Objective
Leave the pictures out. Return all other data exactly.

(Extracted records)
┄┄┄┄┄┄

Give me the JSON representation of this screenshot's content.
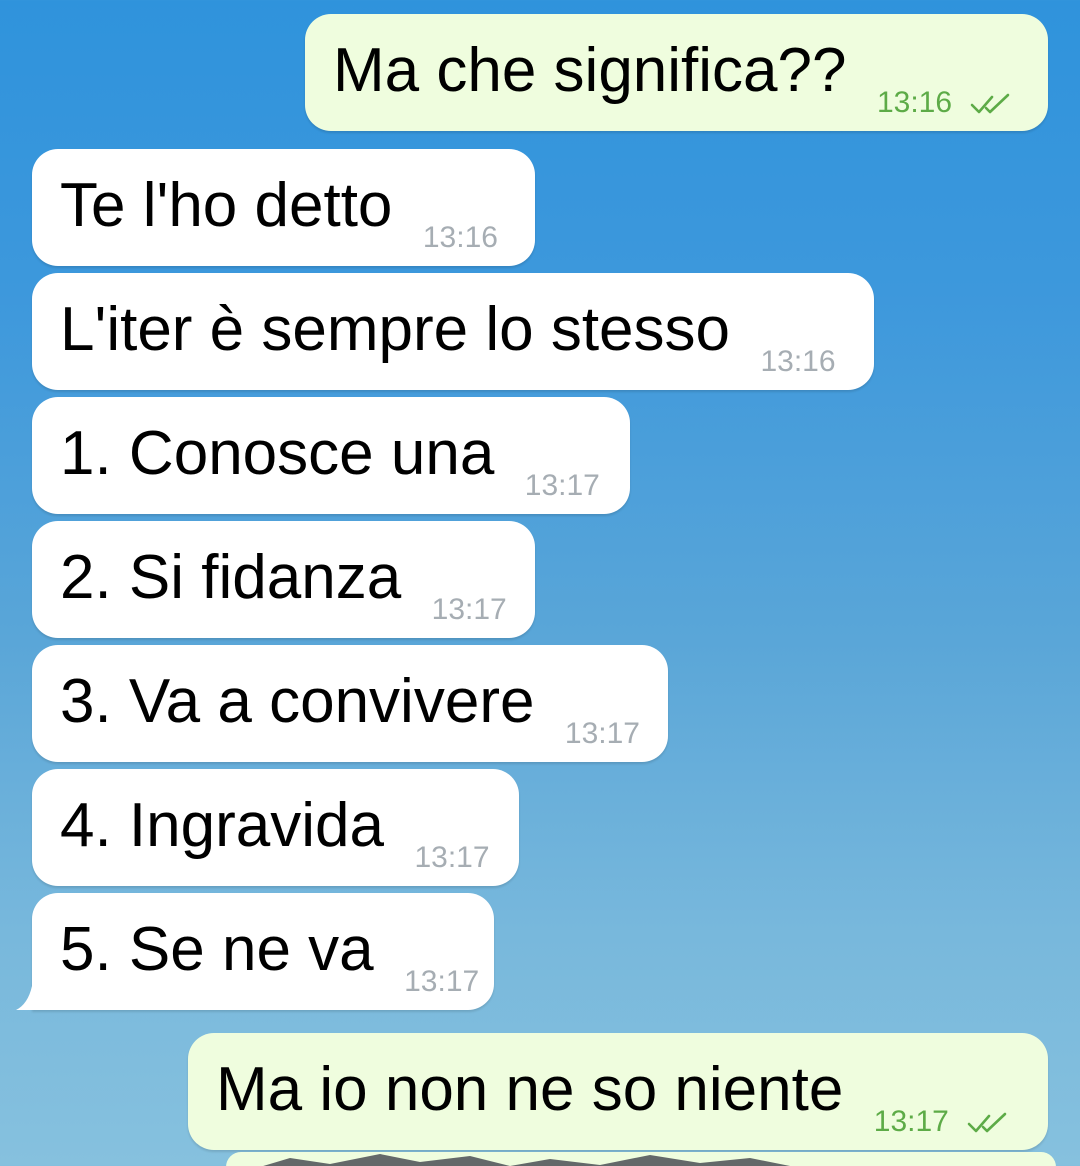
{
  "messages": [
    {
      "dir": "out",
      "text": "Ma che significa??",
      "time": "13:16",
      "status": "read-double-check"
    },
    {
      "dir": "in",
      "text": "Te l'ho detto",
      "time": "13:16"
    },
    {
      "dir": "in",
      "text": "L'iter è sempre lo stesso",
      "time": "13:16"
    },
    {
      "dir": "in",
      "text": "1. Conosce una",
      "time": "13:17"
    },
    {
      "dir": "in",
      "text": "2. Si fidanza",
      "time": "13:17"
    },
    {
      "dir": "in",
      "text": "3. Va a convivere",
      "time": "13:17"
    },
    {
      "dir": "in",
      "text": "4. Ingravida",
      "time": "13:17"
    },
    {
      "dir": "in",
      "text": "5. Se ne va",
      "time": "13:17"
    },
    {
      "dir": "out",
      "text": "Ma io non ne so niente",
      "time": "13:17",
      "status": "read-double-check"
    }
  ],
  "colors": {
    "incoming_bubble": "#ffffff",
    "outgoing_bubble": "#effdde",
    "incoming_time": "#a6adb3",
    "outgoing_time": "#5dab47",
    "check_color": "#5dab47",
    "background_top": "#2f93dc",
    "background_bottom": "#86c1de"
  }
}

┄┄┄┄┄┄

Exercise output
Give me the JSON representation of this screenshot's content.
{
  "messages": [
    {
      "dir": "out",
      "text": "Ma che significa??",
      "time": "13:16",
      "status": "read-double-check"
    },
    {
      "dir": "in",
      "text": "Te l'ho detto",
      "time": "13:16"
    },
    {
      "dir": "in",
      "text": "L'iter è sempre lo stesso",
      "time": "13:16"
    },
    {
      "dir": "in",
      "text": "1. Conosce una",
      "time": "13:17"
    },
    {
      "dir": "in",
      "text": "2. Si fidanza",
      "time": "13:17"
    },
    {
      "dir": "in",
      "text": "3. Va a convivere",
      "time": "13:17"
    },
    {
      "dir": "in",
      "text": "4. Ingravida",
      "time": "13:17"
    },
    {
      "dir": "in",
      "text": "5. Se ne va",
      "time": "13:17"
    },
    {
      "dir": "out",
      "text": "Ma io non ne so niente",
      "time": "13:17",
      "status": "read-double-check"
    }
  ],
  "colors": {
    "incoming_bubble": "#ffffff",
    "outgoing_bubble": "#effdde",
    "incoming_time": "#a6adb3",
    "outgoing_time": "#5dab47",
    "check_color": "#5dab47",
    "background_top": "#2f93dc",
    "background_bottom": "#86c1de"
  }
}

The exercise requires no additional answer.